-- Start --
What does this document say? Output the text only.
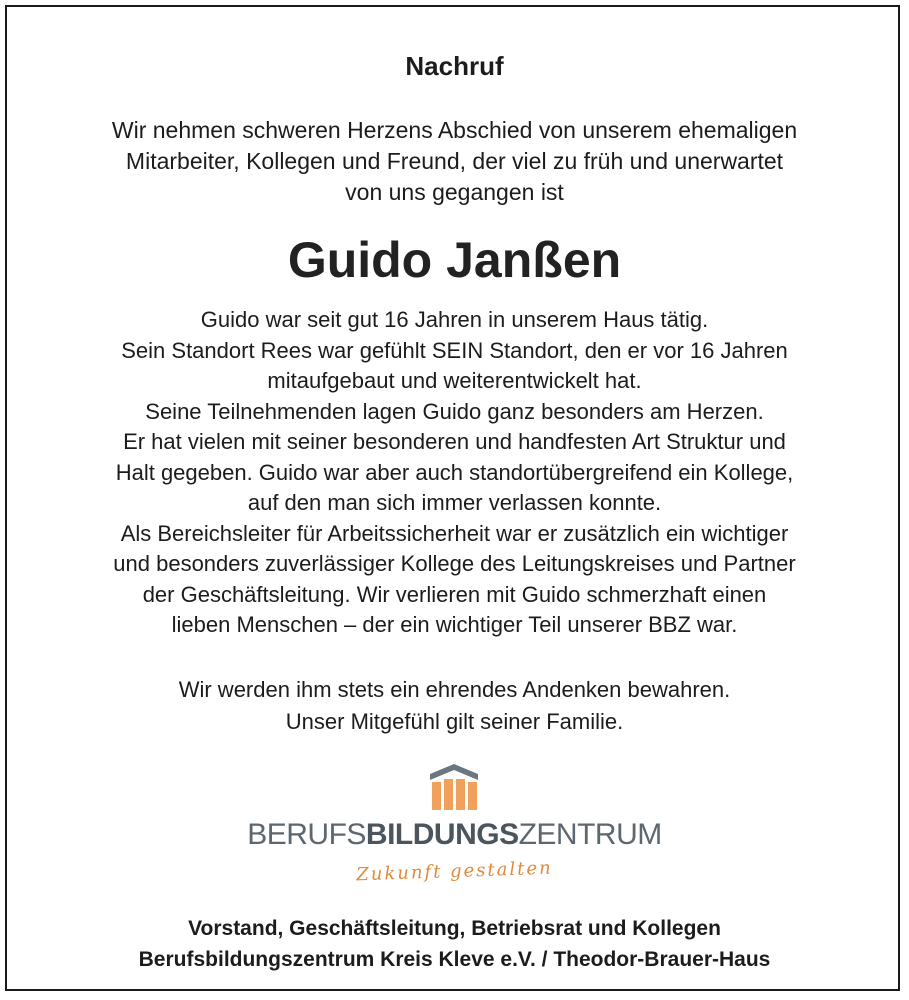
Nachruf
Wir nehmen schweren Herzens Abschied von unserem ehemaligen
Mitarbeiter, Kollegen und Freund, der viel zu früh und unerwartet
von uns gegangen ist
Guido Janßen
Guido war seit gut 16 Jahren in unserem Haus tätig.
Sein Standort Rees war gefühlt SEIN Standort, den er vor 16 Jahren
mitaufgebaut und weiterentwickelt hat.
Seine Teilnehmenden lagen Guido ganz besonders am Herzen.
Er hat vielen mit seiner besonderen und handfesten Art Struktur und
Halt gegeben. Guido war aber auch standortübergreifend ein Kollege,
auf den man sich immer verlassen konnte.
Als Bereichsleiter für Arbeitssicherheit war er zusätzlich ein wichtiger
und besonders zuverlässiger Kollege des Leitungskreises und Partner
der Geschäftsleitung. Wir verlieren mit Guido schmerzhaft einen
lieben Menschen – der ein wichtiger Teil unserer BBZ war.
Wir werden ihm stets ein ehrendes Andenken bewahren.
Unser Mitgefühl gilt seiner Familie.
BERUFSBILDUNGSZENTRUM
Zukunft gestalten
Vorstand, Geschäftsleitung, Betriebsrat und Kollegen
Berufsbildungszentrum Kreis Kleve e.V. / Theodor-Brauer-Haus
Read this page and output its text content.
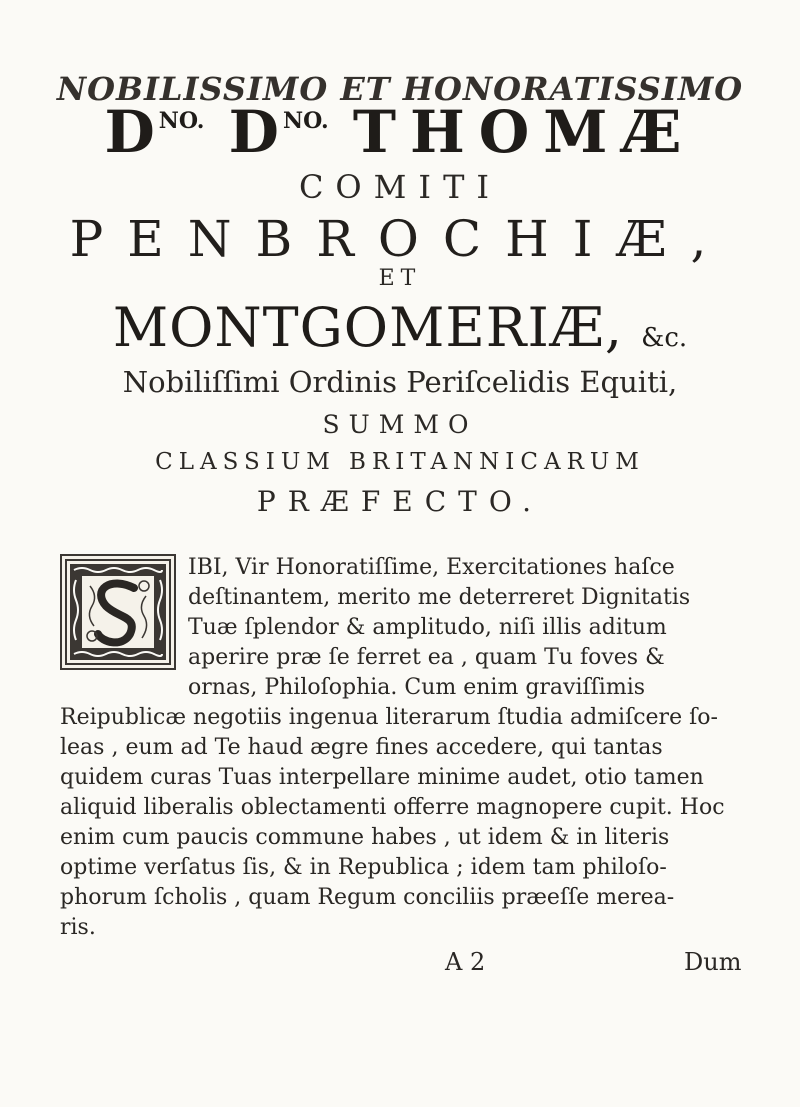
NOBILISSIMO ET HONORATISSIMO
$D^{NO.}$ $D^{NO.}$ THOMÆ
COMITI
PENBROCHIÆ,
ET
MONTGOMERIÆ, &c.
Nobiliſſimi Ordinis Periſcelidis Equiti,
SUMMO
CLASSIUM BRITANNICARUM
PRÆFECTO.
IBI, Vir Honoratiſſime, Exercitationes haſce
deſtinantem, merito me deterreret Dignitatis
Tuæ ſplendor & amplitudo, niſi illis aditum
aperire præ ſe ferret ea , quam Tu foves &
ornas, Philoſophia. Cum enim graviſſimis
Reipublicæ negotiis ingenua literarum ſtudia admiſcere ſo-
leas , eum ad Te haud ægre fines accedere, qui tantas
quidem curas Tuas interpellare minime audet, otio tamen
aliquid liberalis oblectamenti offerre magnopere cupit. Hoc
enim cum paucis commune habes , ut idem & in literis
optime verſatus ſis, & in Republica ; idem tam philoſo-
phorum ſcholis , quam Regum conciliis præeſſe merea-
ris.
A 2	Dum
-- End --
§ What is required
Collect, from the material above, every line containing the word "this".

§ Complete output
What does this document say? Output the text only.
Read this page and output its text content.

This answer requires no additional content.